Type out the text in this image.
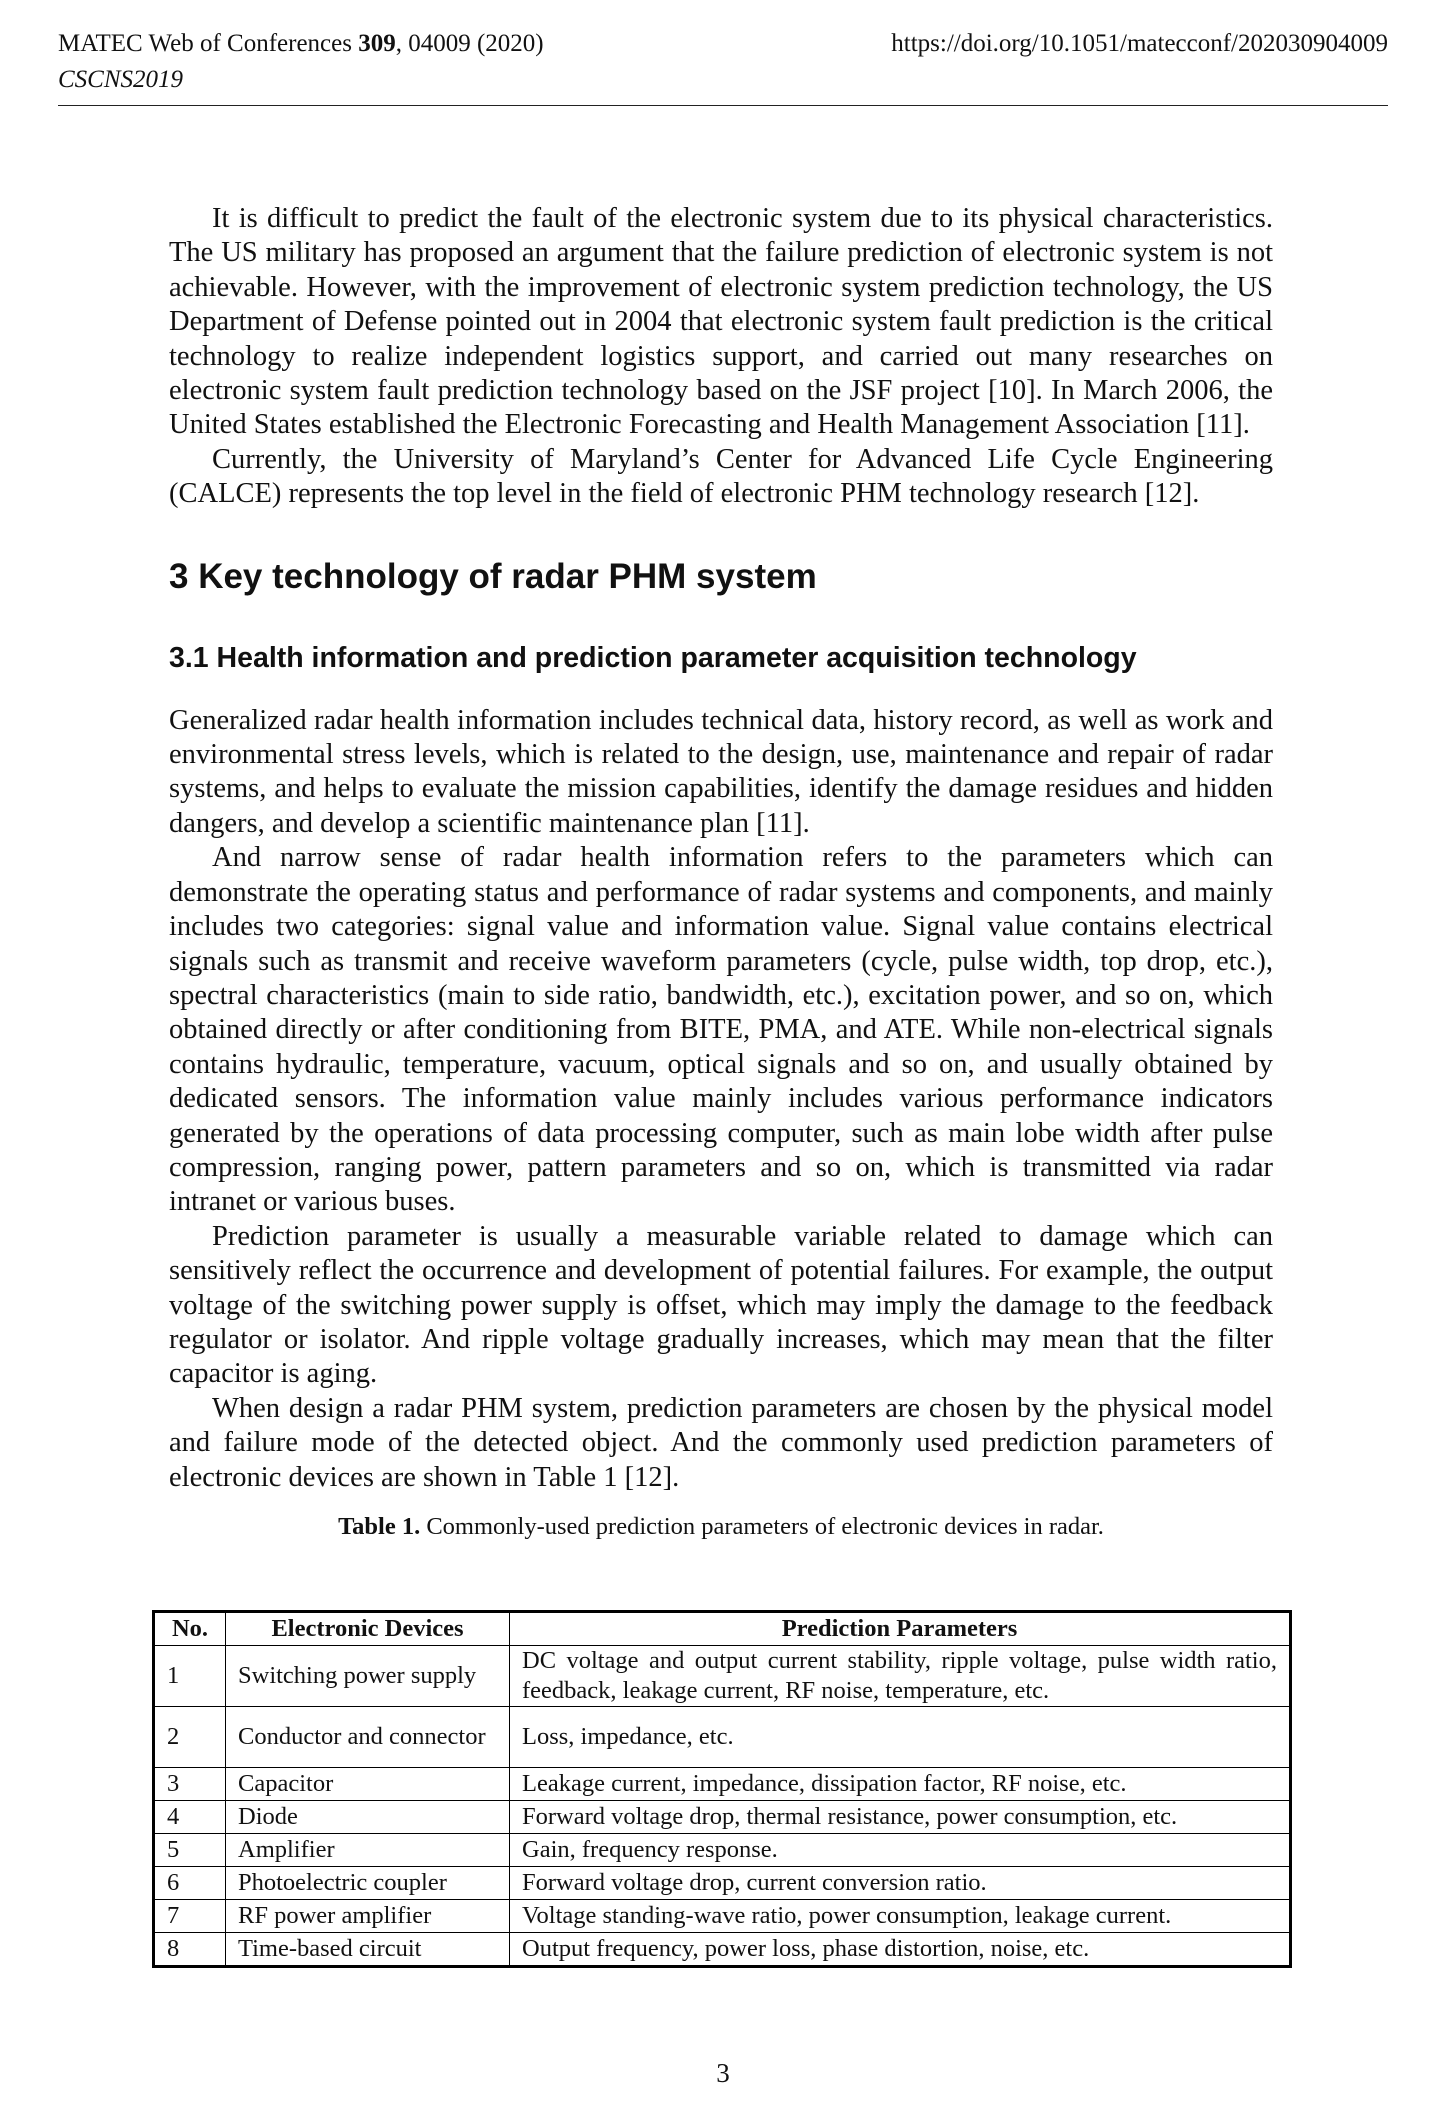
MATEC Web of Conferences 309, 04009 (2020)	https://doi.org/10.1051/matecconf/202030904009
CSCNS2019

It is difficult to predict the fault of the electronic system due to its physical characteristics. The US military has proposed an argument that the failure prediction of electronic system is not achievable. However, with the improvement of electronic system prediction technology, the US Department of Defense pointed out in 2004 that electronic system fault prediction is the critical technology to realize independent logistics support, and carried out many researches on electronic system fault prediction technology based on the JSF project [10]. In March 2006, the United States established the Electronic Forecasting and Health Management Association [11].

Currently, the University of Maryland’s Center for Advanced Life Cycle Engineering (CALCE) represents the top level in the field of electronic PHM technology research [12].

3 Key technology of radar PHM system
3.1 Health information and prediction parameter acquisition technology

Generalized radar health information includes technical data, history record, as well as work and environmental stress levels, which is related to the design, use, maintenance and repair of radar systems, and helps to evaluate the mission capabilities, identify the damage residues and hidden dangers, and develop a scientific maintenance plan [11].

And narrow sense of radar health information refers to the parameters which can demonstrate the operating status and performance of radar systems and components, and mainly includes two categories: signal value and information value. Signal value contains electrical signals such as transmit and receive waveform parameters (cycle, pulse width, top drop, etc.), spectral characteristics (main to side ratio, bandwidth, etc.), excitation power, and so on, which obtained directly or after conditioning from BITE, PMA, and ATE. While non-electrical signals contains hydraulic, temperature, vacuum, optical signals and so on, and usually obtained by dedicated sensors. The information value mainly includes various performance indicators generated by the operations of data processing computer, such as main lobe width after pulse compression, ranging power, pattern parameters and so on, which is transmitted via radar intranet or various buses.

Prediction parameter is usually a measurable variable related to damage which can sensitively reflect the occurrence and development of potential failures. For example, the output voltage of the switching power supply is offset, which may imply the damage to the feedback regulator or isolator. And ripple voltage gradually increases, which may mean that the filter capacitor is aging.

When design a radar PHM system, prediction parameters are chosen by the physical model and failure mode of the detected object. And the commonly used prediction parameters of electronic devices are shown in Table 1 [12].

Table 1. Commonly-used prediction parameters of electronic devices in radar.
No.	Electronic Devices	Prediction Parameters
1	Switching power supply	DC voltage and output current stability, ripple voltage, pulse width ratio, feedback, leakage current, RF noise, temperature, etc.
2	Conductor and connector	Loss, impedance, etc.
3	Capacitor	Leakage current, impedance, dissipation factor, RF noise, etc.
4	Diode	Forward voltage drop, thermal resistance, power consumption, etc.
5	Amplifier	Gain, frequency response.
6	Photoelectric coupler	Forward voltage drop, current conversion ratio.
7	RF power amplifier	Voltage standing-wave ratio, power consumption, leakage current.
8	Time-based circuit	Output frequency, power loss, phase distortion, noise, etc.
3
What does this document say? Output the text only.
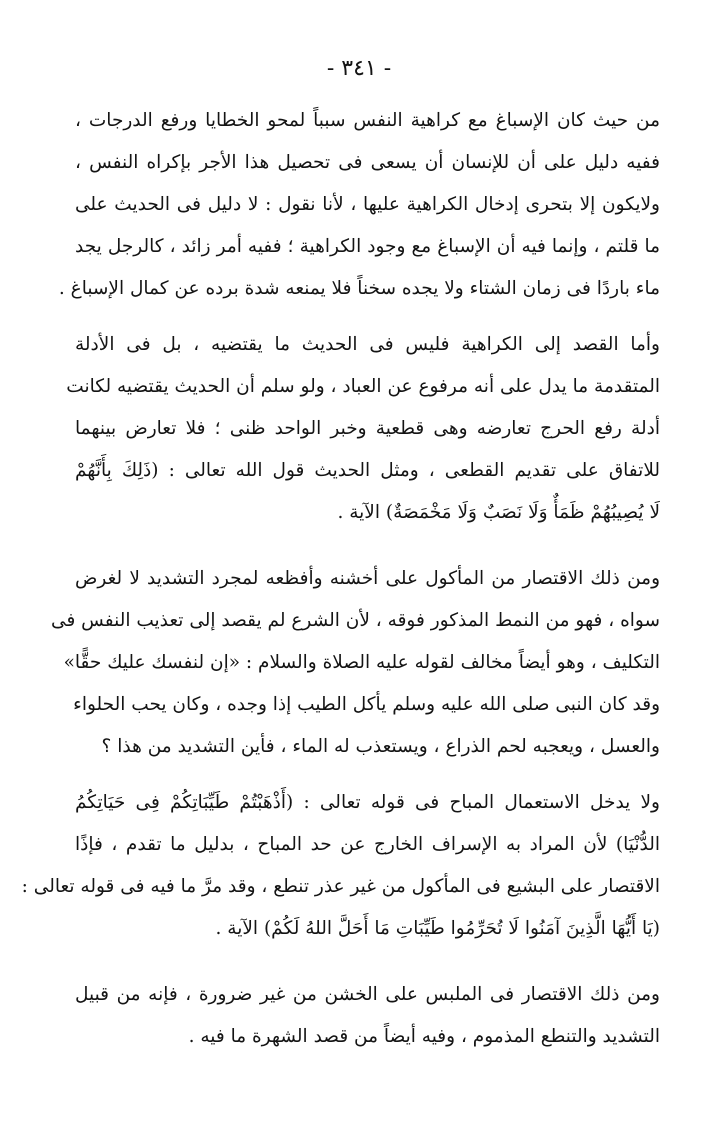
- ٣٤١ -

من حيث كان الإسباغ مع كراهية النفس سبباً لمحو الخطايا ورفع الدرجات ،
ففيه دليل على أن للإنسان أن يسعى فى تحصيل هذا الأجر بإكراه النفس ،
ولايكون إلا بتحرى إدخال الكراهية عليها ، لأنا نقول : لا دليل فى الحديث على
ما قلتم ، وإنما فيه أن الإسباغ مع وجود الكراهية ؛ ففيه أمر زائد ، كالرجل يجد
ماء باردًا فى زمان الشتاء ولا يجده سخناً فلا يمنعه شدة برده عن كمال الإسباغ .

وأما القصد إلى الكراهية فليس فى الحديث ما يقتضيه ، بل فى الأدلة
المتقدمة ما يدل على أنه مرفوع عن العباد ، ولو سلم أن الحديث يقتضيه لكانت
أدلة رفع الحرج تعارضه وهى قطعية وخبر الواحد ظنى ؛ فلا تعارض بينهما
للاتفاق على تقديم القطعى ، ومثل الحديث قول الله تعالى : (ذَلِكَ بِأَنَّهُمْ
لَا يُصِيبُهُمْ ظَمَأٌ وَلَا نَصَبٌ وَلَا مَخْمَصَةٌ) الآية .

ومن ذلك الاقتصار من المأكول على أخشنه وأفظعه لمجرد التشديد لا لغرض
سواه ، فهو من النمط المذكور فوقه ، لأن الشرع لم يقصد إلى تعذيب النفس فى
التكليف ، وهو أيضاً مخالف لقوله عليه الصلاة والسلام : «إن لنفسك عليك حقًّا»
وقد كان النبى صلى الله عليه وسلم يأكل الطيب إذا وجده ، وكان يحب الحلواء
والعسل ، ويعجبه لحم الذراع ، ويستعذب له الماء ، فأين التشديد من هذا ؟

ولا يدخل الاستعمال المباح فى قوله تعالى : (أَذْهَبْتُمْ طَيِّبَاتِكُمْ فِى حَيَاتِكُمُ
الدُّنْيَا) لأن المراد به الإسراف الخارج عن حد المباح ، بدليل ما تقدم ، فإذًا
الاقتصار على البشيع فى المأكول من غير عذر تنطع ، وقد مرَّ ما فيه فى قوله تعالى :
(يَا أَيُّهَا الَّذِينَ آمَنُوا لَا تُحَرِّمُوا طَيِّبَاتِ مَا أَحَلَّ اللهُ لَكُمْ) الآية .

ومن ذلك الاقتصار فى الملبس على الخشن من غير ضرورة ، فإنه من قبيل
التشديد والتنطع المذموم ، وفيه أيضاً من قصد الشهرة ما فيه .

WRITTEN REQUEST —
Output the entries above exactly. Drop the pictures.

WRITTEN REPLY —
Type out the text in this image.
MATEC Web of Conferences 309, 04009 (2020)	https://doi.org/10.1051/matecconf/202030904009
CSCNS2019

It is difficult to predict the fault of the electronic system due to its physical characteristics. The US military has proposed an argument that the failure prediction of electronic system is not achievable. However, with the improvement of electronic system prediction technology, the US Department of Defense pointed out in 2004 that electronic system fault prediction is the critical technology to realize independent logistics support, and carried out many researches on electronic system fault prediction technology based on the JSF project [10]. In March 2006, the United States established the Electronic Forecasting and Health Management Association [11].

Currently, the University of Maryland’s Center for Advanced Life Cycle Engineering (CALCE) represents the top level in the field of electronic PHM technology research [12].

3 Key technology of radar PHM system
3.1 Health information and prediction parameter acquisition technology

Generalized radar health information includes technical data, history record, as well as work and environmental stress levels, which is related to the design, use, maintenance and repair of radar systems, and helps to evaluate the mission capabilities, identify the damage residues and hidden dangers, and develop a scientific maintenance plan [11].

And narrow sense of radar health information refers to the parameters which can demonstrate the operating status and performance of radar systems and components, and mainly includes two categories: signal value and information value. Signal value contains electrical signals such as transmit and receive waveform parameters (cycle, pulse width, top drop, etc.), spectral characteristics (main to side ratio, bandwidth, etc.), excitation power, and so on, which obtained directly or after conditioning from BITE, PMA, and ATE. While non-electrical signals contains hydraulic, temperature, vacuum, optical signals and so on, and usually obtained by dedicated sensors. The information value mainly includes various performance indicators generated by the operations of data processing computer, such as main lobe width after pulse compression, ranging power, pattern parameters and so on, which is transmitted via radar intranet or various buses.

Prediction parameter is usually a measurable variable related to damage which can sensitively reflect the occurrence and development of potential failures. For example, the output voltage of the switching power supply is offset, which may imply the damage to the feedback regulator or isolator. And ripple voltage gradually increases, which may mean that the filter capacitor is aging.

When design a radar PHM system, prediction parameters are chosen by the physical model and failure mode of the detected object. And the commonly used prediction parameters of electronic devices are shown in Table 1 [12].

Table 1. Commonly-used prediction parameters of electronic devices in radar.
No.	Electronic Devices	Prediction Parameters
1	Switching power supply	DC voltage and output current stability, ripple voltage, pulse width ratio, feedback, leakage current, RF noise, temperature, etc.
2	Conductor and connector	Loss, impedance, etc.
3	Capacitor	Leakage current, impedance, dissipation factor, RF noise, etc.
4	Diode	Forward voltage drop, thermal resistance, power consumption, etc.
5	Amplifier	Gain, frequency response.
6	Photoelectric coupler	Forward voltage drop, current conversion ratio.
7	RF power amplifier	Voltage standing-wave ratio, power consumption, leakage current.
8	Time-based circuit	Output frequency, power loss, phase distortion, noise, etc.
3
What does this document say? Output the text only.
- ٣٤١ -

من حيث كان الإسباغ مع كراهية النفس سبباً لمحو الخطايا ورفع الدرجات ،
ففيه دليل على أن للإنسان أن يسعى فى تحصيل هذا الأجر بإكراه النفس ،
ولايكون إلا بتحرى إدخال الكراهية عليها ، لأنا نقول : لا دليل فى الحديث على
ما قلتم ، وإنما فيه أن الإسباغ مع وجود الكراهية ؛ ففيه أمر زائد ، كالرجل يجد
ماء باردًا فى زمان الشتاء ولا يجده سخناً فلا يمنعه شدة برده عن كمال الإسباغ .

وأما القصد إلى الكراهية فليس فى الحديث ما يقتضيه ، بل فى الأدلة
المتقدمة ما يدل على أنه مرفوع عن العباد ، ولو سلم أن الحديث يقتضيه لكانت
أدلة رفع الحرج تعارضه وهى قطعية وخبر الواحد ظنى ؛ فلا تعارض بينهما
للاتفاق على تقديم القطعى ، ومثل الحديث قول الله تعالى : (ذَلِكَ بِأَنَّهُمْ
لَا يُصِيبُهُمْ ظَمَأٌ وَلَا نَصَبٌ وَلَا مَخْمَصَةٌ) الآية .

ومن ذلك الاقتصار من المأكول على أخشنه وأفظعه لمجرد التشديد لا لغرض
سواه ، فهو من النمط المذكور فوقه ، لأن الشرع لم يقصد إلى تعذيب النفس فى
التكليف ، وهو أيضاً مخالف لقوله عليه الصلاة والسلام : «إن لنفسك عليك حقًّا»
وقد كان النبى صلى الله عليه وسلم يأكل الطيب إذا وجده ، وكان يحب الحلواء
والعسل ، ويعجبه لحم الذراع ، ويستعذب له الماء ، فأين التشديد من هذا ؟

ولا يدخل الاستعمال المباح فى قوله تعالى : (أَذْهَبْتُمْ طَيِّبَاتِكُمْ فِى حَيَاتِكُمُ
الدُّنْيَا) لأن المراد به الإسراف الخارج عن حد المباح ، بدليل ما تقدم ، فإذًا
الاقتصار على البشيع فى المأكول من غير عذر تنطع ، وقد مرَّ ما فيه فى قوله تعالى :
(يَا أَيُّهَا الَّذِينَ آمَنُوا لَا تُحَرِّمُوا طَيِّبَاتِ مَا أَحَلَّ اللهُ لَكُمْ) الآية .

ومن ذلك الاقتصار فى الملبس على الخشن من غير ضرورة ، فإنه من قبيل
التشديد والتنطع المذموم ، وفيه أيضاً من قصد الشهرة ما فيه .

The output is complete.